# SET PROBLEM
What is needed here is an exact copy of every entry.

--- Begin THE INPUT ---

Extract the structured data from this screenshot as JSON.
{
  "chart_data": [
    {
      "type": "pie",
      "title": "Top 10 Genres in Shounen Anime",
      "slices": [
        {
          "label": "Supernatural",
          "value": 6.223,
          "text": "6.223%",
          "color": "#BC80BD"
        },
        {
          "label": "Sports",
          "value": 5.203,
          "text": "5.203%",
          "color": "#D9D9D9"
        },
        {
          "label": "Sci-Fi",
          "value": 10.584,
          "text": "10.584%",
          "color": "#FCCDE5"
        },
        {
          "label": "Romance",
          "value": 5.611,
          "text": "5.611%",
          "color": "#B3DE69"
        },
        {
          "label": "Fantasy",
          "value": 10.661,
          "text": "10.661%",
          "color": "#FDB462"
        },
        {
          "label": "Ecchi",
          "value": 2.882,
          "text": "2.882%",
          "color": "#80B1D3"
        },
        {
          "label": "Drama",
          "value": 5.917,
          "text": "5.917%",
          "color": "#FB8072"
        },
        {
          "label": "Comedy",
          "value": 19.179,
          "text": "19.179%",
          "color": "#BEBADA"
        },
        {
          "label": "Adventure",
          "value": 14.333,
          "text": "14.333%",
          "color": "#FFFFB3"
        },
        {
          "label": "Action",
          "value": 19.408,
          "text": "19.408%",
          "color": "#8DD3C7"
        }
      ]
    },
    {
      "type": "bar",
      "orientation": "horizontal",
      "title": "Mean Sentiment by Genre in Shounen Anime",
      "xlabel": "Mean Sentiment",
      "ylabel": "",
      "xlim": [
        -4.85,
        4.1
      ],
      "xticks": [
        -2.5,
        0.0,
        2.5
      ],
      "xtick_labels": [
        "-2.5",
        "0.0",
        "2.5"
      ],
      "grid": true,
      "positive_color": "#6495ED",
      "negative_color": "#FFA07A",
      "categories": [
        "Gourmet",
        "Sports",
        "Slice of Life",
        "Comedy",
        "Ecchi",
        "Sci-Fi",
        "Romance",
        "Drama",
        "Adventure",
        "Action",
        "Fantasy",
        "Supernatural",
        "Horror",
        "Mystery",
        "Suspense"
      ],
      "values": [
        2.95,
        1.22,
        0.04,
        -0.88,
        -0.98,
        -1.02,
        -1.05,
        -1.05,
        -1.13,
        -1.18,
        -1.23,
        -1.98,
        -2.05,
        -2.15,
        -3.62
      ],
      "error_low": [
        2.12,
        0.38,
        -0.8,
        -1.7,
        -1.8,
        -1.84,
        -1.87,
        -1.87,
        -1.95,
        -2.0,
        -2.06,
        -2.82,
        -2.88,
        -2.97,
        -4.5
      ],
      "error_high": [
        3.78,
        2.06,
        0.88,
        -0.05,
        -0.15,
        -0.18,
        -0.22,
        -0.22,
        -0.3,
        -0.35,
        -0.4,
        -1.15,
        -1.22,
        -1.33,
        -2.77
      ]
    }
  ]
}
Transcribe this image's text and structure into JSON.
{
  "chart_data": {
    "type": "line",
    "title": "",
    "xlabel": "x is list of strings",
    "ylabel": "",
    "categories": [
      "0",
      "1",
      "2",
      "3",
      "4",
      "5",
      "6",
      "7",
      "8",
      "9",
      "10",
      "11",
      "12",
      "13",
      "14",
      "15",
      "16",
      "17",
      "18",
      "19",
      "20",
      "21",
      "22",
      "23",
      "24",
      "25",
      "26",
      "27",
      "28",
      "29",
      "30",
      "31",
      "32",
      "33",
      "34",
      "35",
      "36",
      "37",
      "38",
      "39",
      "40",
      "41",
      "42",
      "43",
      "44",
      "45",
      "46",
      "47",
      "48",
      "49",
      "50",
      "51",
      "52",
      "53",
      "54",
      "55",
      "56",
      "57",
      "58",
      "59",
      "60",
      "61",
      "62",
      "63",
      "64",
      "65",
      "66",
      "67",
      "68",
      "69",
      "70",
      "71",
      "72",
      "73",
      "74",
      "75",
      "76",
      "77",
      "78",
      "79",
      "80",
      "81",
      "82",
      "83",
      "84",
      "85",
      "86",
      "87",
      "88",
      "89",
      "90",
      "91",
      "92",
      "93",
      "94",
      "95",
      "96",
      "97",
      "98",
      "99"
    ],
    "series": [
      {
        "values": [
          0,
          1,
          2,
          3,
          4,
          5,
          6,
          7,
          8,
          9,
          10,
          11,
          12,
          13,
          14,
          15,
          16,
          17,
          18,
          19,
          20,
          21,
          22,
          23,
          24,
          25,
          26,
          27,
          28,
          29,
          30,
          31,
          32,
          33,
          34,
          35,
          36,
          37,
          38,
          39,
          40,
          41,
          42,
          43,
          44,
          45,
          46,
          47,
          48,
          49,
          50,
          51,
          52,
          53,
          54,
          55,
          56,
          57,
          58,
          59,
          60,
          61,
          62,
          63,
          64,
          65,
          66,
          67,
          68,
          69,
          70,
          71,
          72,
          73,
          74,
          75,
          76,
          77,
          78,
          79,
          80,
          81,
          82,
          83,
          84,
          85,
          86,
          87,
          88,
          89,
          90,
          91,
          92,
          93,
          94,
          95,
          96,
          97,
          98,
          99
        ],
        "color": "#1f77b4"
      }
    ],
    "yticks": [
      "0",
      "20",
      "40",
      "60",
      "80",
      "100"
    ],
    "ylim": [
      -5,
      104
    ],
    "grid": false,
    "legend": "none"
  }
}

--- End THE INPUT ---

# FINAL RESULT
Extract the structured data from this screenshot as JSON.
{
  "chart_data": [
    {
      "type": "pie",
      "title": "Top 10 Genres in Shounen Anime",
      "slices": [
        {
          "label": "Supernatural",
          "value": 6.223,
          "text": "6.223%",
          "color": "#BC80BD"
        },
        {
          "label": "Sports",
          "value": 5.203,
          "text": "5.203%",
          "color": "#D9D9D9"
        },
        {
          "label": "Sci-Fi",
          "value": 10.584,
          "text": "10.584%",
          "color": "#FCCDE5"
        },
        {
          "label": "Romance",
          "value": 5.611,
          "text": "5.611%",
          "color": "#B3DE69"
        },
        {
          "label": "Fantasy",
          "value": 10.661,
          "text": "10.661%",
          "color": "#FDB462"
        },
        {
          "label": "Ecchi",
          "value": 2.882,
          "text": "2.882%",
          "color": "#80B1D3"
        },
        {
          "label": "Drama",
          "value": 5.917,
          "text": "5.917%",
          "color": "#FB8072"
        },
        {
          "label": "Comedy",
          "value": 19.179,
          "text": "19.179%",
          "color": "#BEBADA"
        },
        {
          "label": "Adventure",
          "value": 14.333,
          "text": "14.333%",
          "color": "#FFFFB3"
        },
        {
          "label": "Action",
          "value": 19.408,
          "text": "19.408%",
          "color": "#8DD3C7"
        }
      ]
    },
    {
      "type": "bar",
      "orientation": "horizontal",
      "title": "Mean Sentiment by Genre in Shounen Anime",
      "xlabel": "Mean Sentiment",
      "ylabel": "",
      "xlim": [
        -4.85,
        4.1
      ],
      "xticks": [
        -2.5,
        0.0,
        2.5
      ],
      "xtick_labels": [
        "-2.5",
        "0.0",
        "2.5"
      ],
      "grid": true,
      "positive_color": "#6495ED",
      "negative_color": "#FFA07A",
      "categories": [
        "Gourmet",
        "Sports",
        "Slice of Life",
        "Comedy",
        "Ecchi",
        "Sci-Fi",
        "Romance",
        "Drama",
        "Adventure",
        "Action",
        "Fantasy",
        "Supernatural",
        "Horror",
        "Mystery",
        "Suspense"
      ],
      "values": [
        2.95,
        1.22,
        0.04,
        -0.88,
        -0.98,
        -1.02,
        -1.05,
        -1.05,
        -1.13,
        -1.18,
        -1.23,
        -1.98,
        -2.05,
        -2.15,
        -3.62
      ],
      "error_low": [
        2.12,
        0.38,
        -0.8,
        -1.7,
        -1.8,
        -1.84,
        -1.87,
        -1.87,
        -1.95,
        -2.0,
        -2.06,
        -2.82,
        -2.88,
        -2.97,
        -4.5
      ],
      "error_high": [
        3.78,
        2.06,
        0.88,
        -0.05,
        -0.15,
        -0.18,
        -0.22,
        -0.22,
        -0.3,
        -0.35,
        -0.4,
        -1.15,
        -1.22,
        -1.33,
        -2.77
      ]
    }
  ]
}
Transcribe this image's text and structure into JSON.
{
  "chart_data": {
    "type": "line",
    "title": "",
    "xlabel": "x is list of strings",
    "ylabel": "",
    "categories": [
      "0",
      "1",
      "2",
      "3",
      "4",
      "5",
      "6",
      "7",
      "8",
      "9",
      "10",
      "11",
      "12",
      "13",
      "14",
      "15",
      "16",
      "17",
      "18",
      "19",
      "20",
      "21",
      "22",
      "23",
      "24",
      "25",
      "26",
      "27",
      "28",
      "29",
      "30",
      "31",
      "32",
      "33",
      "34",
      "35",
      "36",
      "37",
      "38",
      "39",
      "40",
      "41",
      "42",
      "43",
      "44",
      "45",
      "46",
      "47",
      "48",
      "49",
      "50",
      "51",
      "52",
      "53",
      "54",
      "55",
      "56",
      "57",
      "58",
      "59",
      "60",
      "61",
      "62",
      "63",
      "64",
      "65",
      "66",
      "67",
      "68",
      "69",
      "70",
      "71",
      "72",
      "73",
      "74",
      "75",
      "76",
      "77",
      "78",
      "79",
      "80",
      "81",
      "82",
      "83",
      "84",
      "85",
      "86",
      "87",
      "88",
      "89",
      "90",
      "91",
      "92",
      "93",
      "94",
      "95",
      "96",
      "97",
      "98",
      "99"
    ],
    "series": [
      {
        "values": [
          0,
          1,
          2,
          3,
          4,
          5,
          6,
          7,
          8,
          9,
          10,
          11,
          12,
          13,
          14,
          15,
          16,
          17,
          18,
          19,
          20,
          21,
          22,
          23,
          24,
          25,
          26,
          27,
          28,
          29,
          30,
          31,
          32,
          33,
          34,
          35,
          36,
          37,
          38,
          39,
          40,
          41,
          42,
          43,
          44,
          45,
          46,
          47,
          48,
          49,
          50,
          51,
          52,
          53,
          54,
          55,
          56,
          57,
          58,
          59,
          60,
          61,
          62,
          63,
          64,
          65,
          66,
          67,
          68,
          69,
          70,
          71,
          72,
          73,
          74,
          75,
          76,
          77,
          78,
          79,
          80,
          81,
          82,
          83,
          84,
          85,
          86,
          87,
          88,
          89,
          90,
          91,
          92,
          93,
          94,
          95,
          96,
          97,
          98,
          99
        ],
        "color": "#1f77b4"
      }
    ],
    "yticks": [
      "0",
      "20",
      "40",
      "60",
      "80",
      "100"
    ],
    "ylim": [
      -5,
      104
    ],
    "grid": false,
    "legend": "none"
  }
}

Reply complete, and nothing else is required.